▶ **STATED PROBLEM**
Every record below is to be retyped exactly.
• • • •
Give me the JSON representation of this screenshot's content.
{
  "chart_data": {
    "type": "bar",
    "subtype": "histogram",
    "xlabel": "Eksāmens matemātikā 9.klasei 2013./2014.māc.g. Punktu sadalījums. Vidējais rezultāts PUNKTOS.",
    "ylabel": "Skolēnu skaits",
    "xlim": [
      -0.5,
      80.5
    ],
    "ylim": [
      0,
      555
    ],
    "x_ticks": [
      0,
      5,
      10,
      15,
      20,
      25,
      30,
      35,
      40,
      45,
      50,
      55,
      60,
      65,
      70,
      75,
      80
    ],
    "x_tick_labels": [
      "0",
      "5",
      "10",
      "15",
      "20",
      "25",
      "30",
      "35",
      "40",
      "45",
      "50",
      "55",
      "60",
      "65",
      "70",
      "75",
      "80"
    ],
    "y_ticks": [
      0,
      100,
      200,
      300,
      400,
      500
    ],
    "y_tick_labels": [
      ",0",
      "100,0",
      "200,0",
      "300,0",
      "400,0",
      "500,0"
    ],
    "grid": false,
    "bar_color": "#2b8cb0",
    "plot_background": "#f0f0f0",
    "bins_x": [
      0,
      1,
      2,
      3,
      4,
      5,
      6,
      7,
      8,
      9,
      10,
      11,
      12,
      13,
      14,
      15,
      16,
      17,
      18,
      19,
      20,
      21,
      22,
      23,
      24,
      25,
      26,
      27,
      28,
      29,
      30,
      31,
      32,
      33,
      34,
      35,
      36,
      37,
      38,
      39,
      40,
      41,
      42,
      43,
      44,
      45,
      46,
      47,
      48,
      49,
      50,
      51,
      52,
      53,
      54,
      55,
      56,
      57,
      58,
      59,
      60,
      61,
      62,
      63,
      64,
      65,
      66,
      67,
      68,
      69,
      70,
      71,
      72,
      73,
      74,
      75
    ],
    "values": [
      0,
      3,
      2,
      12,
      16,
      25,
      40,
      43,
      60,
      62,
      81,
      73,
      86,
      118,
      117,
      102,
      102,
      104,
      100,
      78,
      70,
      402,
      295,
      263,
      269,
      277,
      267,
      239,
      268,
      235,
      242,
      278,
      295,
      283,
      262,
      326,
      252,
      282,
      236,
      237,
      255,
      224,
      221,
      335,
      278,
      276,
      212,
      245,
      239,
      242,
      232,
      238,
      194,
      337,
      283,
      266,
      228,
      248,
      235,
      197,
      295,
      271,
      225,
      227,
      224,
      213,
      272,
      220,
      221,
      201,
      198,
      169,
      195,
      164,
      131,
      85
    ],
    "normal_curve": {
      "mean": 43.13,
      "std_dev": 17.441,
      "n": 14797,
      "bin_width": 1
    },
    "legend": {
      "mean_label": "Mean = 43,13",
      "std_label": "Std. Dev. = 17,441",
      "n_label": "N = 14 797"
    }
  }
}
• • • •
▶ **ANSWER BELOW**
Give me the JSON representation of this screenshot's content.
{
  "chart_data": {
    "type": "bar",
    "subtype": "histogram",
    "xlabel": "Eksāmens matemātikā 9.klasei 2013./2014.māc.g. Punktu sadalījums. Vidējais rezultāts PUNKTOS.",
    "ylabel": "Skolēnu skaits",
    "xlim": [
      -0.5,
      80.5
    ],
    "ylim": [
      0,
      555
    ],
    "x_ticks": [
      0,
      5,
      10,
      15,
      20,
      25,
      30,
      35,
      40,
      45,
      50,
      55,
      60,
      65,
      70,
      75,
      80
    ],
    "x_tick_labels": [
      "0",
      "5",
      "10",
      "15",
      "20",
      "25",
      "30",
      "35",
      "40",
      "45",
      "50",
      "55",
      "60",
      "65",
      "70",
      "75",
      "80"
    ],
    "y_ticks": [
      0,
      100,
      200,
      300,
      400,
      500
    ],
    "y_tick_labels": [
      ",0",
      "100,0",
      "200,0",
      "300,0",
      "400,0",
      "500,0"
    ],
    "grid": false,
    "bar_color": "#2b8cb0",
    "plot_background": "#f0f0f0",
    "bins_x": [
      0,
      1,
      2,
      3,
      4,
      5,
      6,
      7,
      8,
      9,
      10,
      11,
      12,
      13,
      14,
      15,
      16,
      17,
      18,
      19,
      20,
      21,
      22,
      23,
      24,
      25,
      26,
      27,
      28,
      29,
      30,
      31,
      32,
      33,
      34,
      35,
      36,
      37,
      38,
      39,
      40,
      41,
      42,
      43,
      44,
      45,
      46,
      47,
      48,
      49,
      50,
      51,
      52,
      53,
      54,
      55,
      56,
      57,
      58,
      59,
      60,
      61,
      62,
      63,
      64,
      65,
      66,
      67,
      68,
      69,
      70,
      71,
      72,
      73,
      74,
      75
    ],
    "values": [
      0,
      3,
      2,
      12,
      16,
      25,
      40,
      43,
      60,
      62,
      81,
      73,
      86,
      118,
      117,
      102,
      102,
      104,
      100,
      78,
      70,
      402,
      295,
      263,
      269,
      277,
      267,
      239,
      268,
      235,
      242,
      278,
      295,
      283,
      262,
      326,
      252,
      282,
      236,
      237,
      255,
      224,
      221,
      335,
      278,
      276,
      212,
      245,
      239,
      242,
      232,
      238,
      194,
      337,
      283,
      266,
      228,
      248,
      235,
      197,
      295,
      271,
      225,
      227,
      224,
      213,
      272,
      220,
      221,
      201,
      198,
      169,
      195,
      164,
      131,
      85
    ],
    "normal_curve": {
      "mean": 43.13,
      "std_dev": 17.441,
      "n": 14797,
      "bin_width": 1
    },
    "legend": {
      "mean_label": "Mean = 43,13",
      "std_label": "Std. Dev. = 17,441",
      "n_label": "N = 14 797"
    }
  }
}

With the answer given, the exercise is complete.